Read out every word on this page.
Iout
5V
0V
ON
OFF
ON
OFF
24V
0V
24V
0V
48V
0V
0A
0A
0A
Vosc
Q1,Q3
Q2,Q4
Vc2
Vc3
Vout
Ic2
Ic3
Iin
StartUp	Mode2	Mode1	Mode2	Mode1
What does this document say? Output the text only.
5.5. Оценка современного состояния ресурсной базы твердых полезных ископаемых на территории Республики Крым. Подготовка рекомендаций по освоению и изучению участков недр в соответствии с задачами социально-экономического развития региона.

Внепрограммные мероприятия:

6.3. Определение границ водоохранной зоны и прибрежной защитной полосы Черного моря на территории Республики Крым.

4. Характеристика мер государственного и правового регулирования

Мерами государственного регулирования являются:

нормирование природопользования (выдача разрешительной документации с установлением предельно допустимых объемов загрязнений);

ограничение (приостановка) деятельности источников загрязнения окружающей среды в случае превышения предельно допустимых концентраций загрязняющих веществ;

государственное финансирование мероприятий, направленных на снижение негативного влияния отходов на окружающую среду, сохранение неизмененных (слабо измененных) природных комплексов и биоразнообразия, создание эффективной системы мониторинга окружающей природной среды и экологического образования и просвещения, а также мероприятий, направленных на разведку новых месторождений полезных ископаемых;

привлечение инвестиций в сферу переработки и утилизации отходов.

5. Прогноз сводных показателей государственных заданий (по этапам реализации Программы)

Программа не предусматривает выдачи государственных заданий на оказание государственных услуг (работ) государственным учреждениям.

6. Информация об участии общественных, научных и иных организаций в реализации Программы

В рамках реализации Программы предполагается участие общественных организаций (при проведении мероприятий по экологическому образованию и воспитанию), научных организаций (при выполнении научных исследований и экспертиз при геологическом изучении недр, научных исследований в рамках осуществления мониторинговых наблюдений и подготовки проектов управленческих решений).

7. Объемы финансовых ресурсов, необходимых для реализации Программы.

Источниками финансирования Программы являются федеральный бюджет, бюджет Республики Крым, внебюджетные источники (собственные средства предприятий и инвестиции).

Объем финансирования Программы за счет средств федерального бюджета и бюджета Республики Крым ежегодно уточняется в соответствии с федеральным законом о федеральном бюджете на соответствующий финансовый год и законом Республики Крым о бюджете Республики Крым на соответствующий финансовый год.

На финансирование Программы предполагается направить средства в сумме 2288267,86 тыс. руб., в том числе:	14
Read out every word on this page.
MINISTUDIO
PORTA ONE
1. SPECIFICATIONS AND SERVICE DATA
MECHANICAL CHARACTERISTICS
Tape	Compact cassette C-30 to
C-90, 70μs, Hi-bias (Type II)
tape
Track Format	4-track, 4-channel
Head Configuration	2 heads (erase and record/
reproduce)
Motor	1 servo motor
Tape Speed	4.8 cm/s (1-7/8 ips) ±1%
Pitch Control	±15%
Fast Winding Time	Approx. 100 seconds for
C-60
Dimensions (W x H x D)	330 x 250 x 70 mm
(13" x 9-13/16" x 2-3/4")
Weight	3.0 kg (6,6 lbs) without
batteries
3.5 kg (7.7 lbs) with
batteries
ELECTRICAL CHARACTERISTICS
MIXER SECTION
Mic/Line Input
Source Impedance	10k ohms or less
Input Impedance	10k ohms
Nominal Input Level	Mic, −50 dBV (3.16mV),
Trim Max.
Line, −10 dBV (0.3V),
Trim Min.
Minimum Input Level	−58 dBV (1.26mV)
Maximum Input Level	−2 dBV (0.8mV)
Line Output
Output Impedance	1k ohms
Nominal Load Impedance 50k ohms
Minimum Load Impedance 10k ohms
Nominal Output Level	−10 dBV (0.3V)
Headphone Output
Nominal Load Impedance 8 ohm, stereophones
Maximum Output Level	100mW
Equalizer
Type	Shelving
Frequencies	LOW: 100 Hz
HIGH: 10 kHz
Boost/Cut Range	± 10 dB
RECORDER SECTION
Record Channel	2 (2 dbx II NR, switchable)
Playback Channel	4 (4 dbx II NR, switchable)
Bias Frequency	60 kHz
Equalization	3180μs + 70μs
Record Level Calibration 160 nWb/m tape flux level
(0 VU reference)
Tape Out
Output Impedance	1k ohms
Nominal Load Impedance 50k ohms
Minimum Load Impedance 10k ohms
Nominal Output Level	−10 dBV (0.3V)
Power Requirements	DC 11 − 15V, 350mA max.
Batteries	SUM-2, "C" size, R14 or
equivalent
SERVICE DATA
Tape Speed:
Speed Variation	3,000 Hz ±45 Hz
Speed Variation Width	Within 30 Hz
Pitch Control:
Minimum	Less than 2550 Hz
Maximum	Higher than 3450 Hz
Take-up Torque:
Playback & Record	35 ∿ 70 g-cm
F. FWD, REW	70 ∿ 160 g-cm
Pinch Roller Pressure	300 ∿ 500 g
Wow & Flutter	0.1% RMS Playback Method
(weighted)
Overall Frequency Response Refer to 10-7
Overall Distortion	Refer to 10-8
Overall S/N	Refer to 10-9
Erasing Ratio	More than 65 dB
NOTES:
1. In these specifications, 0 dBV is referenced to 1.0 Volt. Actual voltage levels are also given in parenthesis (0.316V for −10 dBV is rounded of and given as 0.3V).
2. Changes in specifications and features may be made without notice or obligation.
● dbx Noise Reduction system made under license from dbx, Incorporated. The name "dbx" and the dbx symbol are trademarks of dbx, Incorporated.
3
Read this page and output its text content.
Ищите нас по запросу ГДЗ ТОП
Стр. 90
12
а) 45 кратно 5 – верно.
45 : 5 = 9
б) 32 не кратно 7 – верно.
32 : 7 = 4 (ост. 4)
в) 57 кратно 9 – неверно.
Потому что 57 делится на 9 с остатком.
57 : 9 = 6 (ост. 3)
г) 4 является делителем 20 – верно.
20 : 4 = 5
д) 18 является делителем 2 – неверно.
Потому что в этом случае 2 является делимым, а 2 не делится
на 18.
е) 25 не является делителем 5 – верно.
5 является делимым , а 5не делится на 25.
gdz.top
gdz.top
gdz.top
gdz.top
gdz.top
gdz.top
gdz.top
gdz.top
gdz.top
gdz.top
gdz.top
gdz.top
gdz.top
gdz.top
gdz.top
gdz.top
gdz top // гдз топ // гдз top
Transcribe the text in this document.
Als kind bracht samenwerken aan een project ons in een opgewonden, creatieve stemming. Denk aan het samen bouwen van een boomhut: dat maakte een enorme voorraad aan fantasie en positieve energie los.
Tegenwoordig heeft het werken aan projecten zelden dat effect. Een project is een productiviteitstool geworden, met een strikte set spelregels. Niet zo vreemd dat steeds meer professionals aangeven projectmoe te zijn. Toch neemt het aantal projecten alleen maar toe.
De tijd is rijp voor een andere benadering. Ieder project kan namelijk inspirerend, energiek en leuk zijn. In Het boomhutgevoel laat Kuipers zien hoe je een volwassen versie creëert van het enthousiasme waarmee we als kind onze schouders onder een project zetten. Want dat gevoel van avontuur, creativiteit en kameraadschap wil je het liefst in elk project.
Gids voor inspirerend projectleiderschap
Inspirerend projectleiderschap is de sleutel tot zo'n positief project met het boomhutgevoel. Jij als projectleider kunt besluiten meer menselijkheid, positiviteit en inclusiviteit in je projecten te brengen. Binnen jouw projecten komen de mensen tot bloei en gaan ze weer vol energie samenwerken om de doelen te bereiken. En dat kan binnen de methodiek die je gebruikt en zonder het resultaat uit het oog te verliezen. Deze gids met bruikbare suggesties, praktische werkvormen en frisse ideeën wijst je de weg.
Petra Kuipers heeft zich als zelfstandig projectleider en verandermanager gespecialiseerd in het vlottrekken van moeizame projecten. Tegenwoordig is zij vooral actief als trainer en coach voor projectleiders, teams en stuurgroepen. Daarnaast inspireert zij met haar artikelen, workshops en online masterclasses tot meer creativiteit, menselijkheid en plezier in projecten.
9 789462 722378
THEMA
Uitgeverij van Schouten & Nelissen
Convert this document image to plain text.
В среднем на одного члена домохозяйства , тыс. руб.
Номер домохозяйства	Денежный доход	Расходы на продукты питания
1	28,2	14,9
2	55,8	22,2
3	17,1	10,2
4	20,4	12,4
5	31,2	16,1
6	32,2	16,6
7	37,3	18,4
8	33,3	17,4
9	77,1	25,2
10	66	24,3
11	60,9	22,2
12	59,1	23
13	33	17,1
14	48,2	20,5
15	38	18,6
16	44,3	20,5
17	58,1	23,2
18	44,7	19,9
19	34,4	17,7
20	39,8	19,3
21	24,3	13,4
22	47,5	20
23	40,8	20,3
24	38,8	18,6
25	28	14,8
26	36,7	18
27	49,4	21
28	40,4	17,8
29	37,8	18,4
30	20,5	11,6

════════

EXERCISE OBJECTIVE
Show every line in the records above that contains the word "Frequency".

SOLUTION FOR THIS TASK
Bias Frequency	60 kHz
Overall Frequency Response Refer to 10-7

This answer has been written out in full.